Every line below that holds the string "Hydroxyisobutyrate" should be copied out.

──────── RECORDED DATA ────────

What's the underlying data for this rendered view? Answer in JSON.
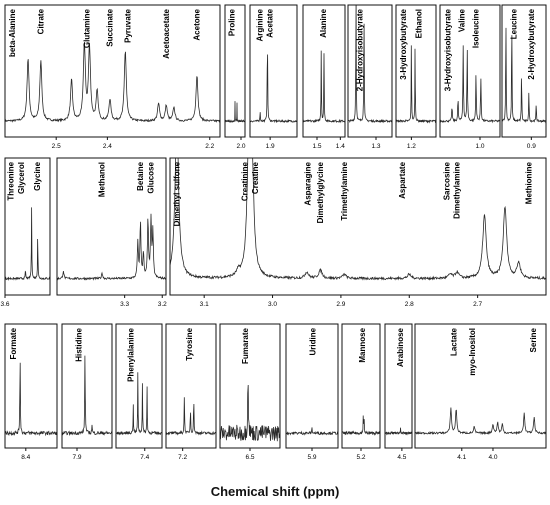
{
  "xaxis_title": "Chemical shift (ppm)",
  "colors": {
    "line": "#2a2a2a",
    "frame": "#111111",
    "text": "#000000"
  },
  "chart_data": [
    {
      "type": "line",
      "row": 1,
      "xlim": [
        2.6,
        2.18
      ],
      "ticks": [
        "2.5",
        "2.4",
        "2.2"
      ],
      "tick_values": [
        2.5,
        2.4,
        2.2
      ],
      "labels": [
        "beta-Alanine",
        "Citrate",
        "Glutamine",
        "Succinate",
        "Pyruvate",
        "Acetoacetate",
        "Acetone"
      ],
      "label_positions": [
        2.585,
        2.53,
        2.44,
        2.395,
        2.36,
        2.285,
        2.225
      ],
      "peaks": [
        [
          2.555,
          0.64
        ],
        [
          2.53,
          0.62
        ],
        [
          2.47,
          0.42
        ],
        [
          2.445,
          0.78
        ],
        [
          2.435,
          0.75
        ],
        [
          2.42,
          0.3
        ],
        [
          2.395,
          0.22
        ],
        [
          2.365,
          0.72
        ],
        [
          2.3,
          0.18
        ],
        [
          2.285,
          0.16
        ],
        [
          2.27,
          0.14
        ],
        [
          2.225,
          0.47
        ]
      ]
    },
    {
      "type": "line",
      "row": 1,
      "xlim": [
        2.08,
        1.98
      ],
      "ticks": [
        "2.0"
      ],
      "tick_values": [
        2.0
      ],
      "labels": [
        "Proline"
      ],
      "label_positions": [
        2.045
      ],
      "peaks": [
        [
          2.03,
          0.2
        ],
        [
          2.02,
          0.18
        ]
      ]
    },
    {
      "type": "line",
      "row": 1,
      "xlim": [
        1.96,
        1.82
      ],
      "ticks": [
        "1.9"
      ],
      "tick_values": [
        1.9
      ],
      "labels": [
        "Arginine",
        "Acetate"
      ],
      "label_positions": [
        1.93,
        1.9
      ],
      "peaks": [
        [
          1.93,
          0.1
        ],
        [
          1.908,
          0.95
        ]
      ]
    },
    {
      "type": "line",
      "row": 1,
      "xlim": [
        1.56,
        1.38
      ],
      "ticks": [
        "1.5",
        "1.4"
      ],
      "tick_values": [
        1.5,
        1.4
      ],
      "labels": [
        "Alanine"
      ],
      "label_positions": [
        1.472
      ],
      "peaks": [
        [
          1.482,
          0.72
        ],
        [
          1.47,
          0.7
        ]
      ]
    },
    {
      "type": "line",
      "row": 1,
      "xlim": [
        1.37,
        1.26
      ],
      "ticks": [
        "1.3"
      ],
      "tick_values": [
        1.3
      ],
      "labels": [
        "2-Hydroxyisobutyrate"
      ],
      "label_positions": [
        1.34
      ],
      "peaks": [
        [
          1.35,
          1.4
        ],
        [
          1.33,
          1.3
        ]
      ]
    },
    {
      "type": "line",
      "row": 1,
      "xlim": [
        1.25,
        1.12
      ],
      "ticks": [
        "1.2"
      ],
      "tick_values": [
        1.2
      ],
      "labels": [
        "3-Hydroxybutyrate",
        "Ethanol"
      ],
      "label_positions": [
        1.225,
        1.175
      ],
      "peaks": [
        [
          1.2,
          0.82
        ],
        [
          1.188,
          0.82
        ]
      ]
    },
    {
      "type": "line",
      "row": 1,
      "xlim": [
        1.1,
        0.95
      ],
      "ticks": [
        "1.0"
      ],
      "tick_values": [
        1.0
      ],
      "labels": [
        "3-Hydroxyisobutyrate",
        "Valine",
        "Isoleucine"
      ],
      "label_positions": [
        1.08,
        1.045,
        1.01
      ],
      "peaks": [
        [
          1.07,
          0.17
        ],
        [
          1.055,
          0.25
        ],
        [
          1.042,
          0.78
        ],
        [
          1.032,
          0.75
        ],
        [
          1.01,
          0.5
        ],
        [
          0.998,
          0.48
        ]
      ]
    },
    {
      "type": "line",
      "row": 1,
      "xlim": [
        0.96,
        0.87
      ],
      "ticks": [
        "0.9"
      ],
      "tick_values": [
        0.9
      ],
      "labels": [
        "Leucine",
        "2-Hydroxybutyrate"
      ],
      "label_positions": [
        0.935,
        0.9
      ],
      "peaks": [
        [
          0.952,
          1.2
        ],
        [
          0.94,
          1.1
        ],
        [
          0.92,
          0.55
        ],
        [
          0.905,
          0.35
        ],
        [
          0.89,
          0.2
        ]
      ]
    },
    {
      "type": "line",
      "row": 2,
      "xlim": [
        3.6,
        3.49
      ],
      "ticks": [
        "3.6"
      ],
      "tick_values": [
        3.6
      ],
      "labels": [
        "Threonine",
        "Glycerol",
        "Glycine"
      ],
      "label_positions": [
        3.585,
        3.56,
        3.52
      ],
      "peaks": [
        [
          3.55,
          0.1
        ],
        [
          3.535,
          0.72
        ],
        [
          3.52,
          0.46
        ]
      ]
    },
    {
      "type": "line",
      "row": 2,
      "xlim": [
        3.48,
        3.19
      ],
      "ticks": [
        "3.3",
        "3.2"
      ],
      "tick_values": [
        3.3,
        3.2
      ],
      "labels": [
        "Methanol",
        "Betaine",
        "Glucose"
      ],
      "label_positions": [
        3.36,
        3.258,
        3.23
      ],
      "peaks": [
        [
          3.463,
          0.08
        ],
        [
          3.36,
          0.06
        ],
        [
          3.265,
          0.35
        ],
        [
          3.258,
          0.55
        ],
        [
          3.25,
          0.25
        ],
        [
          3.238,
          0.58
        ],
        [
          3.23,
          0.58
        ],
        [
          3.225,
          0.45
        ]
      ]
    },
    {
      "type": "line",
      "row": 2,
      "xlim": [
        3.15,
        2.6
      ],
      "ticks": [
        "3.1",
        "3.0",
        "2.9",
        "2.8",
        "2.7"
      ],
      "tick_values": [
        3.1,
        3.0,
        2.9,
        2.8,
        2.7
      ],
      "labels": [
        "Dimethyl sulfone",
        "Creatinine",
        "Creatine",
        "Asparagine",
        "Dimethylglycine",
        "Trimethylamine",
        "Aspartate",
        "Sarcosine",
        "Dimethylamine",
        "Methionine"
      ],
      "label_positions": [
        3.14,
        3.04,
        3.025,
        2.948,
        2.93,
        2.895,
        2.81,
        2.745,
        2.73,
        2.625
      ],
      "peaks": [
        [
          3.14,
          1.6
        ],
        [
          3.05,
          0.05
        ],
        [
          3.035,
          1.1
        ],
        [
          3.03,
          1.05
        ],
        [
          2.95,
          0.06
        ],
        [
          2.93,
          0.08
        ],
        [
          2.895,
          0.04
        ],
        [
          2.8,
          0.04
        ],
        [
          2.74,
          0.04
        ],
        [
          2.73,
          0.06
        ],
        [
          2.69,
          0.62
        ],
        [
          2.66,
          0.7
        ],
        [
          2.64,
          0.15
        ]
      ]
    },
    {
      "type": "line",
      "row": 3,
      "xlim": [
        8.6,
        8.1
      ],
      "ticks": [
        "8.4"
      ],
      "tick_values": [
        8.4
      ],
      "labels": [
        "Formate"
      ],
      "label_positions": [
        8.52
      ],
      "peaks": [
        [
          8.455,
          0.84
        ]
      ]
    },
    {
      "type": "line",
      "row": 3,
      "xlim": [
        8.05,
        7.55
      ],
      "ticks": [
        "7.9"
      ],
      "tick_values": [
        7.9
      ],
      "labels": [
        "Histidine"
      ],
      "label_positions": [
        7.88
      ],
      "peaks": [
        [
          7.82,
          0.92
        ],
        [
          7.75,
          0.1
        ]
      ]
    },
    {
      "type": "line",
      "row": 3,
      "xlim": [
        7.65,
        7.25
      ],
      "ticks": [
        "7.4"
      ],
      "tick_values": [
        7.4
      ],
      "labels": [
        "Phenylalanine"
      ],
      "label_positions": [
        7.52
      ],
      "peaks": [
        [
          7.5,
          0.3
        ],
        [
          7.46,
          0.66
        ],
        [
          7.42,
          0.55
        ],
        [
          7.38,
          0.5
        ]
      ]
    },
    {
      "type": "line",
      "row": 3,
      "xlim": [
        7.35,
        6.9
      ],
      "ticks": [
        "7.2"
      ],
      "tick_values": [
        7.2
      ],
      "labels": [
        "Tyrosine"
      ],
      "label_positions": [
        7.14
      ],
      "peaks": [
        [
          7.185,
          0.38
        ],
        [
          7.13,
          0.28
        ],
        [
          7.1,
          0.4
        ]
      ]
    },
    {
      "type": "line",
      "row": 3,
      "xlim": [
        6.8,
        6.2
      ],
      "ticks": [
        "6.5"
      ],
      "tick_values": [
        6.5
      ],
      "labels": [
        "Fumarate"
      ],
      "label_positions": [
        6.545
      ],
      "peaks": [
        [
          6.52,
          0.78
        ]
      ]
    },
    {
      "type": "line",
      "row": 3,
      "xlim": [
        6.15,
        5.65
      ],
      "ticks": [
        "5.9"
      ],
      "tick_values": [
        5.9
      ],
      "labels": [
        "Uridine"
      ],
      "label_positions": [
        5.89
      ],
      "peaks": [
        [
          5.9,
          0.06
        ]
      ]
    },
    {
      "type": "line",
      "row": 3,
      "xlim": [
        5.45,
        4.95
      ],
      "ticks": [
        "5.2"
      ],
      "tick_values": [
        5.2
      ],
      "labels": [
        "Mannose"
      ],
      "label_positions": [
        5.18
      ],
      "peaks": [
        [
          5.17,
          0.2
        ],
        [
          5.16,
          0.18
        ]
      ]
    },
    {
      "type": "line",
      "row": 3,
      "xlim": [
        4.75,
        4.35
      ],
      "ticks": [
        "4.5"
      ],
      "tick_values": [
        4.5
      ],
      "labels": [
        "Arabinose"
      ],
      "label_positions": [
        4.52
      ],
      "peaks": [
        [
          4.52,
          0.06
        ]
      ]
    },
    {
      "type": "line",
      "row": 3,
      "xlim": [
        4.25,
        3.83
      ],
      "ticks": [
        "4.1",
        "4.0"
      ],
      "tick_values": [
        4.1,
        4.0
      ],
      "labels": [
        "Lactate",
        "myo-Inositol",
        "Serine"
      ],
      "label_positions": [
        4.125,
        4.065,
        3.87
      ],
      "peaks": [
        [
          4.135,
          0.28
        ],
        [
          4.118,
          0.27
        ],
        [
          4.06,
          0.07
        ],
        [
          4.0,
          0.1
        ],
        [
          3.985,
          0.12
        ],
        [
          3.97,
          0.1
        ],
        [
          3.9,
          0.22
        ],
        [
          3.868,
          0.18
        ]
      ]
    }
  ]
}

────────

- **CORRECT OUTPUT**:
        "2-Hydroxyisobutyrate"
        "3-Hydroxyisobutyrate",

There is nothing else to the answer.